Provided material
******

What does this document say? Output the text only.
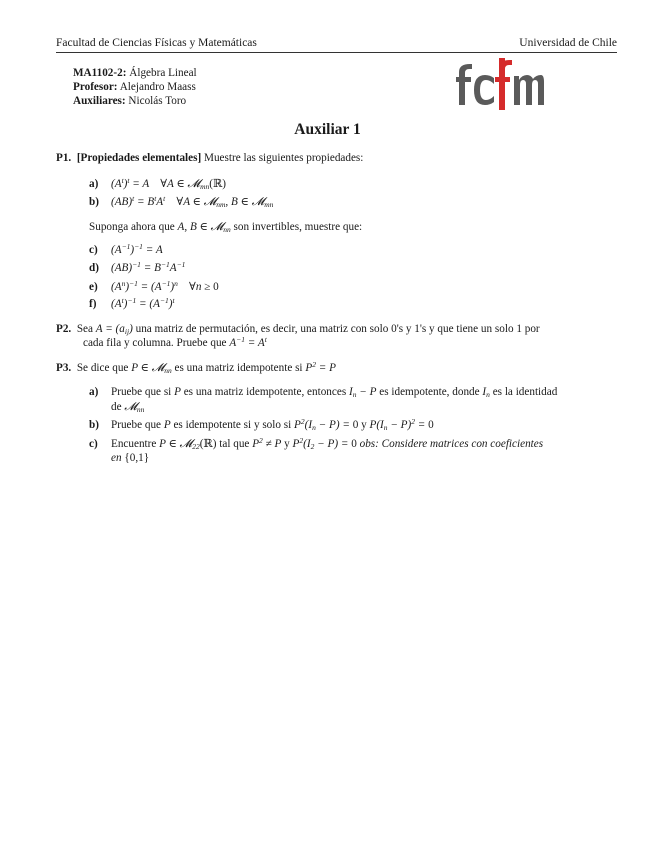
Facultad de Ciencias Físicas y Matemáticas	Universidad de Chile
MA1102-2: Álgebra Lineal
Profesor: Alejandro Maass
Auxiliares: Nicolás Toro
Auxiliar 1
P1. [Propiedades elementales] Muestre las siguientes propiedades:
a) $(A^t)^t = A$    ∀A ∈ 𝓜$_{mn}$(ℝ)
b) $(AB)^t = B^tA^t$ ∀A ∈ 𝓜$_{nm}$, B ∈ 𝓜$_{mn}$
Suponga ahora que A, B ∈ 𝓜$_{nn}$ son invertibles, muestre que:
c) $(A^{-1})^{-1} = A$
d) $(AB)^{-1} = B^{-1}A^{-1}$
e) $(A^n)^{-1} = (A^{-1})^n$ ∀n ≥ 0
f) $(A^t)^{-1} = (A^{-1})^t$
P2. Sea $A = (a_{ij})$ una matriz de permutación, es decir, una matriz con solo 0's y 1's y que tiene un solo 1 por
cada fila y columna. Pruebe que $A^{-1} = A^t$
P3. Se dice que P ∈ 𝓜$_{nn}$ es una matriz idempotente si $P^2 = P$
a) Pruebe que si P es una matriz idempotente, entonces $I_n - P$ es idempotente, donde $I_n$ es la identidad
de 𝓜$_{nn}$
b) Pruebe que P es idempotente si y solo si $P^2(I_n - P) = 0$ y $P(I_n - P)^2 = 0$
c) Encuentre P ∈ 𝓜$_{22}$(ℝ) tal que $P^2 \ne P$ y $P^2(I_2 - P) = 0$ obs: Considere matrices con coeficientes
en {0,1}
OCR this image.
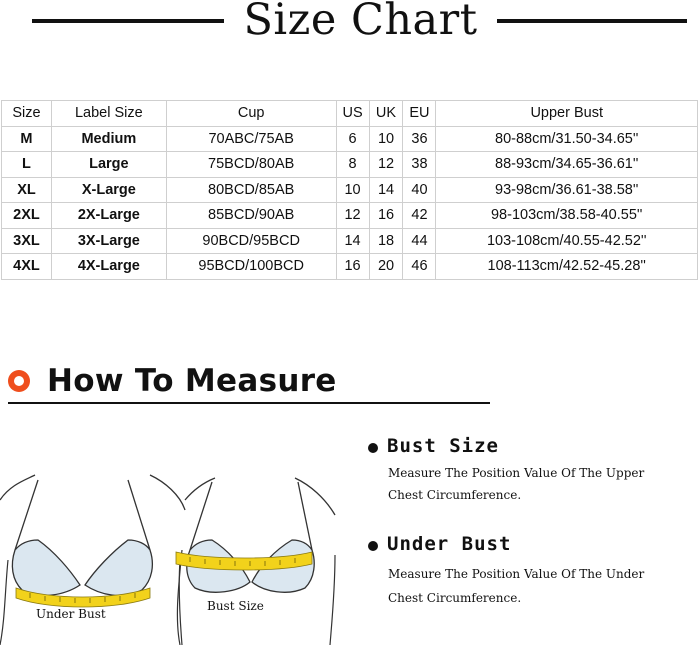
Size Chart
Size	Label Size	Cup	US	UK	EU	Upper Bust
M	Medium	70ABC/75AB	6	10	36	80-88cm/31.50-34.65''
L	Large	75BCD/80AB	8	12	38	88-93cm/34.65-36.61''
XL	X-Large	80BCD/85AB	10	14	40	93-98cm/36.61-38.58''
2XL	2X-Large	85BCD/90AB	12	16	42	98-103cm/38.58-40.55''
3XL	3X-Large	90BCD/95BCD	14	18	44	103-108cm/40.55-42.52''
4XL	4X-Large	95BCD/100BCD	16	20	46	108-113cm/42.52-45.28''
How To Measure
Bust Size
Measure The Position Value Of The Upper
Chest Circumference.
Under Bust
Measure The Position Value Of The Under
Chest Circumference.
Under Bust
Bust Size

******

Written instruction
Repeat the data above exactly, but not the pictures.

Expected answer
What does this document say? Output the text only.
Facultad de Ciencias Físicas y Matemáticas	Universidad de Chile
MA1102-2: Álgebra Lineal
Profesor: Alejandro Maass
Auxiliares: Nicolás Toro
Auxiliar 1
P1. [Propiedades elementales] Muestre las siguientes propiedades:
a) $(A^t)^t = A$    ∀A ∈ 𝓜$_{mn}$(ℝ)
b) $(AB)^t = B^tA^t$ ∀A ∈ 𝓜$_{nm}$, B ∈ 𝓜$_{mn}$
Suponga ahora que A, B ∈ 𝓜$_{nn}$ son invertibles, muestre que:
c) $(A^{-1})^{-1} = A$
d) $(AB)^{-1} = B^{-1}A^{-1}$
e) $(A^n)^{-1} = (A^{-1})^n$ ∀n ≥ 0
f) $(A^t)^{-1} = (A^{-1})^t$
P2. Sea $A = (a_{ij})$ una matriz de permutación, es decir, una matriz con solo 0's y 1's y que tiene un solo 1 por
cada fila y columna. Pruebe que $A^{-1} = A^t$
P3. Se dice que P ∈ 𝓜$_{nn}$ es una matriz idempotente si $P^2 = P$
a) Pruebe que si P es una matriz idempotente, entonces $I_n - P$ es idempotente, donde $I_n$ es la identidad
de 𝓜$_{nn}$
b) Pruebe que P es idempotente si y solo si $P^2(I_n - P) = 0$ y $P(I_n - P)^2 = 0$
c) Encuentre P ∈ 𝓜$_{22}$(ℝ) tal que $P^2 \ne P$ y $P^2(I_2 - P) = 0$ obs: Considere matrices con coeficientes
en {0,1}
OCR this image.
Size Chart
Size	Label Size	Cup	US	UK	EU	Upper Bust
M	Medium	70ABC/75AB	6	10	36	80-88cm/31.50-34.65''
L	Large	75BCD/80AB	8	12	38	88-93cm/34.65-36.61''
XL	X-Large	80BCD/85AB	10	14	40	93-98cm/36.61-38.58''
2XL	2X-Large	85BCD/90AB	12	16	42	98-103cm/38.58-40.55''
3XL	3X-Large	90BCD/95BCD	14	18	44	103-108cm/40.55-42.52''
4XL	4X-Large	95BCD/100BCD	16	20	46	108-113cm/42.52-45.28''
How To Measure
Bust Size
Measure The Position Value Of The Upper
Chest Circumference.
Under Bust
Measure The Position Value Of The Under
Chest Circumference.
Under Bust
Bust Size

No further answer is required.